What is expected:
Reproduce every entry below precisely. Pictures are excluded from the copy.

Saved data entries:

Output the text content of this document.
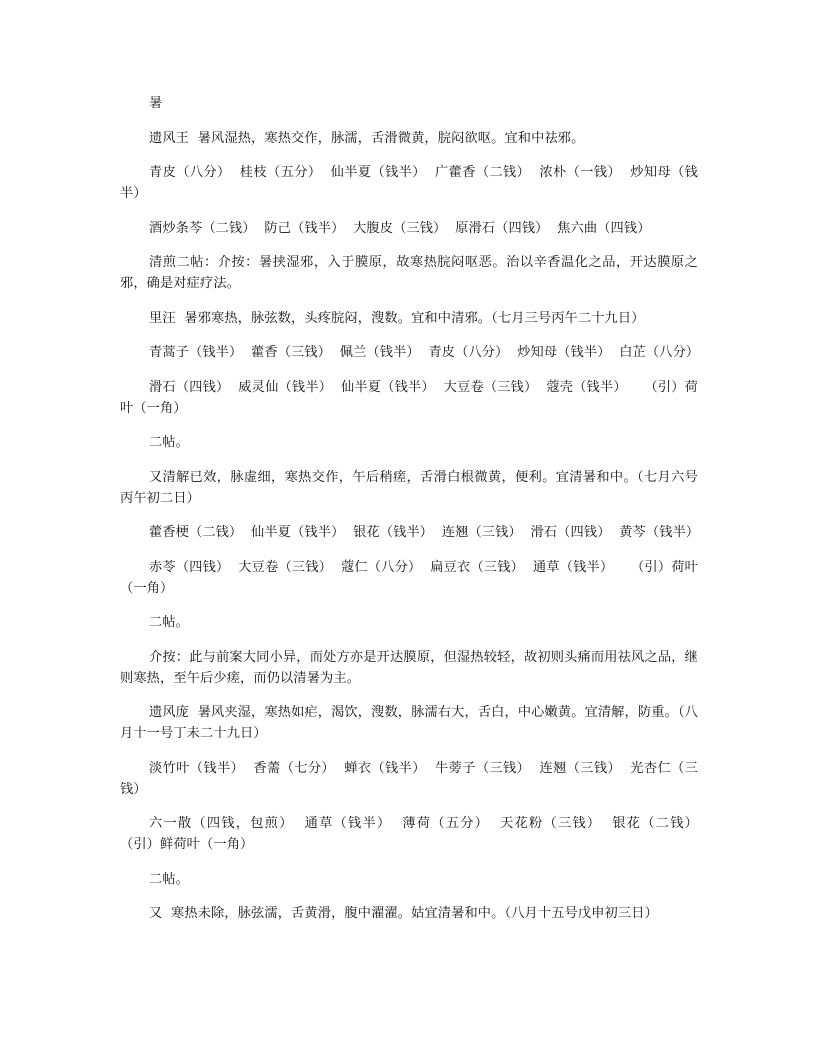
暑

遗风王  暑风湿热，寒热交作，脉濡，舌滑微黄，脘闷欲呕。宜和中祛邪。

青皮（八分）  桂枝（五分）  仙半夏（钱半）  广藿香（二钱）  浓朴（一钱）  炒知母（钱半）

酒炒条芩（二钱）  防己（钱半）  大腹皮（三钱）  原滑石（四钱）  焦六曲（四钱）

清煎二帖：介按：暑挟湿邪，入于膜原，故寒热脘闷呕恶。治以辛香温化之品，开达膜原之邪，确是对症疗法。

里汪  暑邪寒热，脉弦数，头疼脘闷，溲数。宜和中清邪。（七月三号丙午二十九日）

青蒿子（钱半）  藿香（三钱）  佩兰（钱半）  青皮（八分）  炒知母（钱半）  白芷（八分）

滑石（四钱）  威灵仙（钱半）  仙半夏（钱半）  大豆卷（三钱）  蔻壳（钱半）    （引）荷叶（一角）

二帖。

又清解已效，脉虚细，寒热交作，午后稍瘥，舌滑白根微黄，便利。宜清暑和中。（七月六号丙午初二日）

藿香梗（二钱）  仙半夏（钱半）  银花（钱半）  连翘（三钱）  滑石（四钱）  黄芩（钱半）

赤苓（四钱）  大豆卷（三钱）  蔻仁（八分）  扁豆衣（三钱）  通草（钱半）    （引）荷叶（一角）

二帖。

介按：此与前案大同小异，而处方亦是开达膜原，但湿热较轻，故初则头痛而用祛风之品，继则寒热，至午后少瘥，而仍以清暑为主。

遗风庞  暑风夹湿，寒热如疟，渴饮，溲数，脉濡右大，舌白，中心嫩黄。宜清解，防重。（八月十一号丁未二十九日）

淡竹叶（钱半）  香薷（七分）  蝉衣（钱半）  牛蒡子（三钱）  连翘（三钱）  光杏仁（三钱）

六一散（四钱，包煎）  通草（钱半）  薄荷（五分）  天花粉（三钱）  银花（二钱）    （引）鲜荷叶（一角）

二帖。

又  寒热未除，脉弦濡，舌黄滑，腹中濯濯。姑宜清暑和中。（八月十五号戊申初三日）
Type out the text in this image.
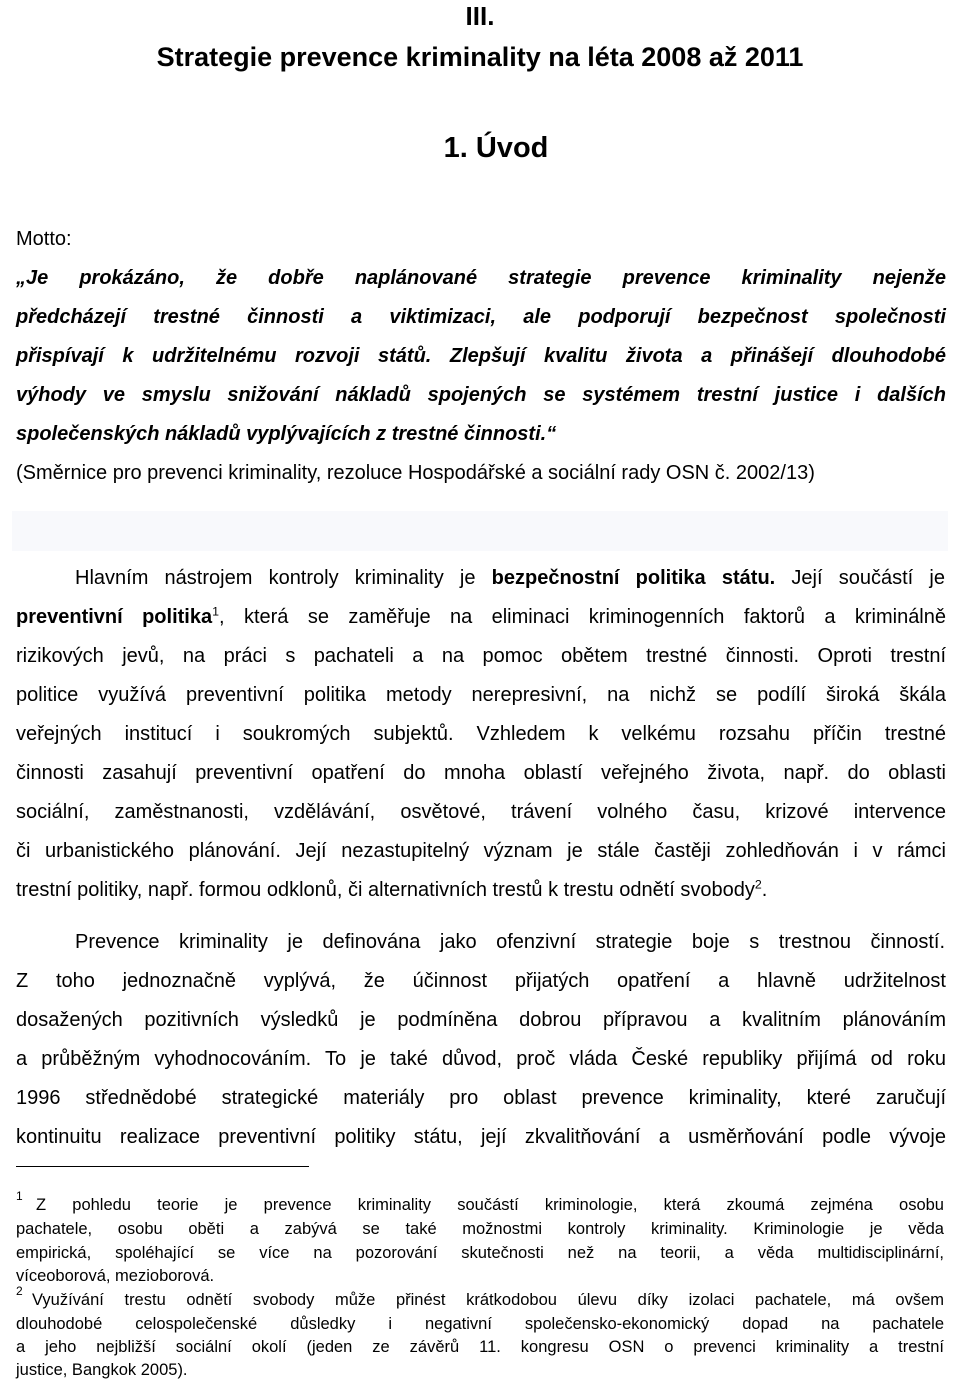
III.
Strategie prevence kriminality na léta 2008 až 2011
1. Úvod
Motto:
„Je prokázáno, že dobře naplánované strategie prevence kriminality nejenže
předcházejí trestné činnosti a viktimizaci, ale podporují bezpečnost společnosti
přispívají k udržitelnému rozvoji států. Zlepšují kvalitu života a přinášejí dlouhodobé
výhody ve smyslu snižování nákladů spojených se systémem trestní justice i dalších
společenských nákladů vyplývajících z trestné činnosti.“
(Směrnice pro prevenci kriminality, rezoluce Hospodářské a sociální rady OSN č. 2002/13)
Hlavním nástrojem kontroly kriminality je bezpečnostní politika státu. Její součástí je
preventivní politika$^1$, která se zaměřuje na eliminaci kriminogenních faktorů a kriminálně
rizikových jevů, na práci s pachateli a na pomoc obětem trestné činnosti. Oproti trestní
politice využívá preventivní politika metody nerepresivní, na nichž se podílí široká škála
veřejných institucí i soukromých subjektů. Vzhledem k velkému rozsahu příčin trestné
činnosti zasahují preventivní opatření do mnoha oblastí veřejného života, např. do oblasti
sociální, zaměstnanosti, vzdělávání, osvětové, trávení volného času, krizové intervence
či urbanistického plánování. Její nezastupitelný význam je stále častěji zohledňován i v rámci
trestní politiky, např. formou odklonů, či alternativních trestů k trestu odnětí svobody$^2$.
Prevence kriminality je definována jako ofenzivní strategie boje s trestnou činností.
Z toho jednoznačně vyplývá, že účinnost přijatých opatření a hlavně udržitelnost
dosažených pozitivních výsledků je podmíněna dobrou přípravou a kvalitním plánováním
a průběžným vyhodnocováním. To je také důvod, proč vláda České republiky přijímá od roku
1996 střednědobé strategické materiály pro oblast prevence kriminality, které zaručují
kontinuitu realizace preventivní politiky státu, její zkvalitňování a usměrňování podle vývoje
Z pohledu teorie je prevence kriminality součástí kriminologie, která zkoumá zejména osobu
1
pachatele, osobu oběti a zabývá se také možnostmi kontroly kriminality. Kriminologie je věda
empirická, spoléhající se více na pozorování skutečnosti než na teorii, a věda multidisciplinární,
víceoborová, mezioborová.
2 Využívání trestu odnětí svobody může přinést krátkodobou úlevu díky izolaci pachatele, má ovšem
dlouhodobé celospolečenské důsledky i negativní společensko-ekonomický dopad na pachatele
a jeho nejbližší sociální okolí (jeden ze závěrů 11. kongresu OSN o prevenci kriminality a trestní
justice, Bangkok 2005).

Finished task:
Output the text content of this document.
暑

遗风王  暑风湿热，寒热交作，脉濡，舌滑微黄，脘闷欲呕。宜和中祛邪。

青皮（八分）  桂枝（五分）  仙半夏（钱半）  广藿香（二钱）  浓朴（一钱）  炒知母（钱半）

酒炒条芩（二钱）  防己（钱半）  大腹皮（三钱）  原滑石（四钱）  焦六曲（四钱）

清煎二帖：介按：暑挟湿邪，入于膜原，故寒热脘闷呕恶。治以辛香温化之品，开达膜原之邪，确是对症疗法。

里汪  暑邪寒热，脉弦数，头疼脘闷，溲数。宜和中清邪。（七月三号丙午二十九日）

青蒿子（钱半）  藿香（三钱）  佩兰（钱半）  青皮（八分）  炒知母（钱半）  白芷（八分）

滑石（四钱）  威灵仙（钱半）  仙半夏（钱半）  大豆卷（三钱）  蔻壳（钱半）    （引）荷叶（一角）

二帖。

又清解已效，脉虚细，寒热交作，午后稍瘥，舌滑白根微黄，便利。宜清暑和中。（七月六号丙午初二日）

藿香梗（二钱）  仙半夏（钱半）  银花（钱半）  连翘（三钱）  滑石（四钱）  黄芩（钱半）

赤苓（四钱）  大豆卷（三钱）  蔻仁（八分）  扁豆衣（三钱）  通草（钱半）    （引）荷叶（一角）

二帖。

介按：此与前案大同小异，而处方亦是开达膜原，但湿热较轻，故初则头痛而用祛风之品，继则寒热，至午后少瘥，而仍以清暑为主。

遗风庞  暑风夹湿，寒热如疟，渴饮，溲数，脉濡右大，舌白，中心嫩黄。宜清解，防重。（八月十一号丁未二十九日）

淡竹叶（钱半）  香薷（七分）  蝉衣（钱半）  牛蒡子（三钱）  连翘（三钱）  光杏仁（三钱）

六一散（四钱，包煎）  通草（钱半）  薄荷（五分）  天花粉（三钱）  银花（二钱）    （引）鲜荷叶（一角）

二帖。

又  寒热未除，脉弦濡，舌黄滑，腹中濯濯。姑宜清暑和中。（八月十五号戊申初三日）
Type out the text in this image.
III.
Strategie prevence kriminality na léta 2008 až 2011
1. Úvod
Motto:
„Je prokázáno, že dobře naplánované strategie prevence kriminality nejenže
předcházejí trestné činnosti a viktimizaci, ale podporují bezpečnost společnosti
přispívají k udržitelnému rozvoji států. Zlepšují kvalitu života a přinášejí dlouhodobé
výhody ve smyslu snižování nákladů spojených se systémem trestní justice i dalších
společenských nákladů vyplývajících z trestné činnosti.“
(Směrnice pro prevenci kriminality, rezoluce Hospodářské a sociální rady OSN č. 2002/13)
Hlavním nástrojem kontroly kriminality je bezpečnostní politika státu. Její součástí je
preventivní politika$^1$, která se zaměřuje na eliminaci kriminogenních faktorů a kriminálně
rizikových jevů, na práci s pachateli a na pomoc obětem trestné činnosti. Oproti trestní
politice využívá preventivní politika metody nerepresivní, na nichž se podílí široká škála
veřejných institucí i soukromých subjektů. Vzhledem k velkému rozsahu příčin trestné
činnosti zasahují preventivní opatření do mnoha oblastí veřejného života, např. do oblasti
sociální, zaměstnanosti, vzdělávání, osvětové, trávení volného času, krizové intervence
či urbanistického plánování. Její nezastupitelný význam je stále častěji zohledňován i v rámci
trestní politiky, např. formou odklonů, či alternativních trestů k trestu odnětí svobody$^2$.
Prevence kriminality je definována jako ofenzivní strategie boje s trestnou činností.
Z toho jednoznačně vyplývá, že účinnost přijatých opatření a hlavně udržitelnost
dosažených pozitivních výsledků je podmíněna dobrou přípravou a kvalitním plánováním
a průběžným vyhodnocováním. To je také důvod, proč vláda České republiky přijímá od roku
1996 střednědobé strategické materiály pro oblast prevence kriminality, které zaručují
kontinuitu realizace preventivní politiky státu, její zkvalitňování a usměrňování podle vývoje
Z pohledu teorie je prevence kriminality součástí kriminologie, která zkoumá zejména osobu
1
pachatele, osobu oběti a zabývá se také možnostmi kontroly kriminality. Kriminologie je věda
empirická, spoléhající se více na pozorování skutečnosti než na teorii, a věda multidisciplinární,
víceoborová, mezioborová.
2 Využívání trestu odnětí svobody může přinést krátkodobou úlevu díky izolaci pachatele, má ovšem
dlouhodobé celospolečenské důsledky i negativní společensko-ekonomický dopad na pachatele
a jeho nejbližší sociální okolí (jeden ze závěrů 11. kongresu OSN o prevenci kriminality a trestní
justice, Bangkok 2005).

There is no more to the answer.